- Given request 1 -
Write out, word for word, the part of the Voodoo Child article starting with "Music video" and going on through "and CD single.".
- Given request 2 -
Translate this sentence from the Voodoo Child article into French: "In 2006, it was released in the United Kingdom as a digital download and CD single."

- Extract to read -
+---+

Single by Rogue Traders

from the album Here Come the Drums
- Released: 30 May 2005
- Length: 3:57
- Label: Columbia, Sony BMG
- Songwriters: Elvis Costello, James Ash, Steve Davis
- Producer: James Ash

Rogue Traders singles chronology
| "Stay?" (2003) | "Voodoo Child" (2005) | "Way to Go!" (2005) |

Rogue Traders UK singles chronology
|  | "Voodoo Child" (2006) | "Watching You" (2006) |

Music video
- "Voodoo Child" on YouTube

= Voodoo Child (Rogue Traders song) =

2005 single by Rogue Traders

"Voodoo Child" is a song written by Elvis Costello, James Ash, and Steve Davis and produced by Ash for Australian electronic rock band Rogue Traders' second album, Here Come the Drums (2005). It was the first single for the new member Natalie Bassingthwaighte. It was released as a CD single in Australia on 30 May 2005 as the first song released from the album. In 2006, it was released in the United Kingdom as a digital download and CD single.

+---+

- Data extract -

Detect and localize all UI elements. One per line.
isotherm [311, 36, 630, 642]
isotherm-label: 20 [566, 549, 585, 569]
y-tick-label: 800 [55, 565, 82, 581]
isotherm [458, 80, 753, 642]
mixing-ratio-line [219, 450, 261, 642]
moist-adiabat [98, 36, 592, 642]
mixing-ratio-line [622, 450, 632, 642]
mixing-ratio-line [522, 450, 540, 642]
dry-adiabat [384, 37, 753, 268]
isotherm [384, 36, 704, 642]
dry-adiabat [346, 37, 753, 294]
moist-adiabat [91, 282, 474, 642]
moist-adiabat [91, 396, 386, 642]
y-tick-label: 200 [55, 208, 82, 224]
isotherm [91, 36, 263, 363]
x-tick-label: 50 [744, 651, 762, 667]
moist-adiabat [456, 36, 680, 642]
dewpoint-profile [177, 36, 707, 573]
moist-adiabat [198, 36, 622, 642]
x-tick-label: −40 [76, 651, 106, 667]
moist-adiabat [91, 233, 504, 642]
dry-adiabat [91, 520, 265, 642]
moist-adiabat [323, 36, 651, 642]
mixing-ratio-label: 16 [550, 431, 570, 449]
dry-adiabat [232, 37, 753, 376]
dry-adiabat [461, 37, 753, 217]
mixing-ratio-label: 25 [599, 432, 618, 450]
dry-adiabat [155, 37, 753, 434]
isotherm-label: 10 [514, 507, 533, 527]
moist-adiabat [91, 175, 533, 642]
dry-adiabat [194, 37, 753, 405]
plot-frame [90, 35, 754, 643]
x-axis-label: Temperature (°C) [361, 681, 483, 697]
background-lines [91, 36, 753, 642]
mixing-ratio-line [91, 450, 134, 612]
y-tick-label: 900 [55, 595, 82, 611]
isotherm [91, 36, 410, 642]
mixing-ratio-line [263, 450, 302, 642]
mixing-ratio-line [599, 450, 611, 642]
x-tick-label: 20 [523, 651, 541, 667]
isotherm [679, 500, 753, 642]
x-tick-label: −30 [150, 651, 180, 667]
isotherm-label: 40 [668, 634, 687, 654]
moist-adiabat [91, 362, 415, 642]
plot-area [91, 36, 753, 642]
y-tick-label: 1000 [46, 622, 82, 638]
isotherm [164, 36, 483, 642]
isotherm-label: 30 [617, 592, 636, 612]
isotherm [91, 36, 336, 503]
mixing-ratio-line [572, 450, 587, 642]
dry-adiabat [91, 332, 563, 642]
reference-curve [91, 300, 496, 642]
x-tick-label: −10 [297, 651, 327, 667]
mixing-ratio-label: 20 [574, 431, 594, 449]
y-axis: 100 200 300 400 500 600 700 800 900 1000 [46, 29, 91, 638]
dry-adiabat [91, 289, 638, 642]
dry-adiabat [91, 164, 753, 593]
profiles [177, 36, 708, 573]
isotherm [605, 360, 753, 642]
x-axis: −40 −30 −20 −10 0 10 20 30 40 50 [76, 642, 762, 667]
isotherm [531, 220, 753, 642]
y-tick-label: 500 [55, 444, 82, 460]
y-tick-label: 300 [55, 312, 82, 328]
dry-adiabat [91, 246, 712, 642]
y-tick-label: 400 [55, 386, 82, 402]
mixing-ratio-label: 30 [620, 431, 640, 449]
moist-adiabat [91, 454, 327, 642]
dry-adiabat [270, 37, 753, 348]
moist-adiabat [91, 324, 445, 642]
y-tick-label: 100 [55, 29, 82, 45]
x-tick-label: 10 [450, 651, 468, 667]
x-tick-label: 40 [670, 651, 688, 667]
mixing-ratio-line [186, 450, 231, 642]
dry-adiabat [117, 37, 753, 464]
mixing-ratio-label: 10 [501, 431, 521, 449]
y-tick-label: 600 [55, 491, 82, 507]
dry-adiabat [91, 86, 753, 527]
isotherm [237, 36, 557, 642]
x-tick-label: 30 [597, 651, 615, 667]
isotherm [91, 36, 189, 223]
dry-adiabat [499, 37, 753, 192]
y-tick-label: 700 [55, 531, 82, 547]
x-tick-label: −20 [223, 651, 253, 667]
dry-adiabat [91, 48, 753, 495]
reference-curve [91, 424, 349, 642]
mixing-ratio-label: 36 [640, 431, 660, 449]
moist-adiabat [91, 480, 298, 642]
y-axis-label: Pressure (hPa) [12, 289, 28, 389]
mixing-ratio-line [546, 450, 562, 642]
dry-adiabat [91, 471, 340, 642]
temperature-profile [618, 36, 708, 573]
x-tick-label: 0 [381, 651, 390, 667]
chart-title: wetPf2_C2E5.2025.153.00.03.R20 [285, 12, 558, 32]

+---+

- Final result 1 -
Music video
- "Voodoo Child" on YouTube

= Voodoo Child (Rogue Traders song) =

2005 single by Rogue Traders

"Voodoo Child" is a song written by Elvis Costello, James Ash, and Steve Davis and produced by Ash for Australian electronic rock band Rogue Traders' second album, Here Come the Drums (2005). It was the first single for the new member Natalie Bassingthwaighte. It was released as a CD single in Australia on 30 May 2005 as the first song released from the album. In 2006, it was released in the United Kingdom as a digital download and CD single.

- Final result 2 -
En 2006, il est sorti au Royaume-Uni en téléchargement numérique et en single CD.